▶ [Directions] Repeat the rows below exactly, starting at the very first row and ending at the row that contains "sun-y-tick-label: 12 [16,548,28,559]", with both of those rows included.

▶ [Exercise data]
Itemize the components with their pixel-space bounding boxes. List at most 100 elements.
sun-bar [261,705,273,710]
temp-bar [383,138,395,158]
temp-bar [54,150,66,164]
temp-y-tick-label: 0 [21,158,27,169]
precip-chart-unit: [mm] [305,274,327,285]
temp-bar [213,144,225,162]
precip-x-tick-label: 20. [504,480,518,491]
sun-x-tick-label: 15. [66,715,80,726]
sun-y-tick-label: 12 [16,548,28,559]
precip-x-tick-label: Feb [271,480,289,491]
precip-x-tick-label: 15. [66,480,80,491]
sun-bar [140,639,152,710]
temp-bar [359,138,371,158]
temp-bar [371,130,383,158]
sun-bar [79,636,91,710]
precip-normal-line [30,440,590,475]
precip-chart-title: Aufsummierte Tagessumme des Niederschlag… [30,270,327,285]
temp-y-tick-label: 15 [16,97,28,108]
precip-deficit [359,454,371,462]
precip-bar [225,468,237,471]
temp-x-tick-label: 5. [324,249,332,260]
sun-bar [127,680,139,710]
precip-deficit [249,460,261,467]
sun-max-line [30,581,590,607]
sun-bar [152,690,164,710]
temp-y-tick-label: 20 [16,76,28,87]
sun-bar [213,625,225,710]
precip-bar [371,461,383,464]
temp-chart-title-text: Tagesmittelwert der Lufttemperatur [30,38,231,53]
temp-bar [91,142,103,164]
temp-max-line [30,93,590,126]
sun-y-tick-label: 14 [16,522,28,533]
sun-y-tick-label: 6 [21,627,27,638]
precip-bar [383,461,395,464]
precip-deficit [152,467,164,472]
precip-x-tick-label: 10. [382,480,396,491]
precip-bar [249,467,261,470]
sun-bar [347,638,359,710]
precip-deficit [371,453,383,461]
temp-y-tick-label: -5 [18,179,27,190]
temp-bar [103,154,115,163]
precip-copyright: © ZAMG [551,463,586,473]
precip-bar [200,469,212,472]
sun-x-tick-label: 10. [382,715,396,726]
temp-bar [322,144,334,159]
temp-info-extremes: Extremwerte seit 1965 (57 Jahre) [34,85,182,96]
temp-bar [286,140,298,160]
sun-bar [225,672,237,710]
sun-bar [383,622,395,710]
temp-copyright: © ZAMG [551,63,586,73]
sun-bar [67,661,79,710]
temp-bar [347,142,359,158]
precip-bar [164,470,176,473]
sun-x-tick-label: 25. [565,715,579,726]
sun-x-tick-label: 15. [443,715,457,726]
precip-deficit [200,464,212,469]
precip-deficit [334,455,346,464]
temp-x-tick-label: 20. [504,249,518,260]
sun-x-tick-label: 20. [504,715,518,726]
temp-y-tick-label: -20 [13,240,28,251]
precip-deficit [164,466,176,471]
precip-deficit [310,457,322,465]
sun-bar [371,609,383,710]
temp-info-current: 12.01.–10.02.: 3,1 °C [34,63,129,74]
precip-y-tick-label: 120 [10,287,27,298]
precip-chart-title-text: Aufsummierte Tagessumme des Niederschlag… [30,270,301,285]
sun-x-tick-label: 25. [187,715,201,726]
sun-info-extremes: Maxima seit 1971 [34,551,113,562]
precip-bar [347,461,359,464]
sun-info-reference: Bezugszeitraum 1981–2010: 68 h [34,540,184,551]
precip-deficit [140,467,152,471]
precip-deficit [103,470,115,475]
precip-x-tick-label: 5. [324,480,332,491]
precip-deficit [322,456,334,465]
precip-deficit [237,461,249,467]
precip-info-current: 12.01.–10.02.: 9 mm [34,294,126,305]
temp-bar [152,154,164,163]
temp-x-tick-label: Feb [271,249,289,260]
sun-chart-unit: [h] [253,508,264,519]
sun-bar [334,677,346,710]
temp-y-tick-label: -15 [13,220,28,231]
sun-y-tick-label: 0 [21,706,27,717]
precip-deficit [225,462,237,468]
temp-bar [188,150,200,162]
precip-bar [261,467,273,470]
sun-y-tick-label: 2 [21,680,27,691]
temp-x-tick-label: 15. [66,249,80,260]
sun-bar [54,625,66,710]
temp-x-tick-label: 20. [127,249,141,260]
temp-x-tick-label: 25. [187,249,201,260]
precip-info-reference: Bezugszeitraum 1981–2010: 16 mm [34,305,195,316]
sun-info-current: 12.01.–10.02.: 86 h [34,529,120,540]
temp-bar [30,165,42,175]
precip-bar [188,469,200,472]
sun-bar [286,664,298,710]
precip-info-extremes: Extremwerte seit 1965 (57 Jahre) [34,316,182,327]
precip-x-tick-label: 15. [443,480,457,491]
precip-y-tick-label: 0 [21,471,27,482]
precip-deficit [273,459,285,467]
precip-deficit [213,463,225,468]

▶ [Task solution]
Itemize the components with their pixel-space bounding boxes. List at most 100 elements.
sun-bar [261,705,273,710]
temp-bar [383,138,395,158]
temp-bar [54,150,66,164]
temp-y-tick-label: 0 [21,158,27,169]
precip-chart-unit: [mm] [305,274,327,285]
temp-bar [213,144,225,162]
precip-x-tick-label: 20. [504,480,518,491]
sun-x-tick-label: 15. [66,715,80,726]
sun-y-tick-label: 12 [16,548,28,559]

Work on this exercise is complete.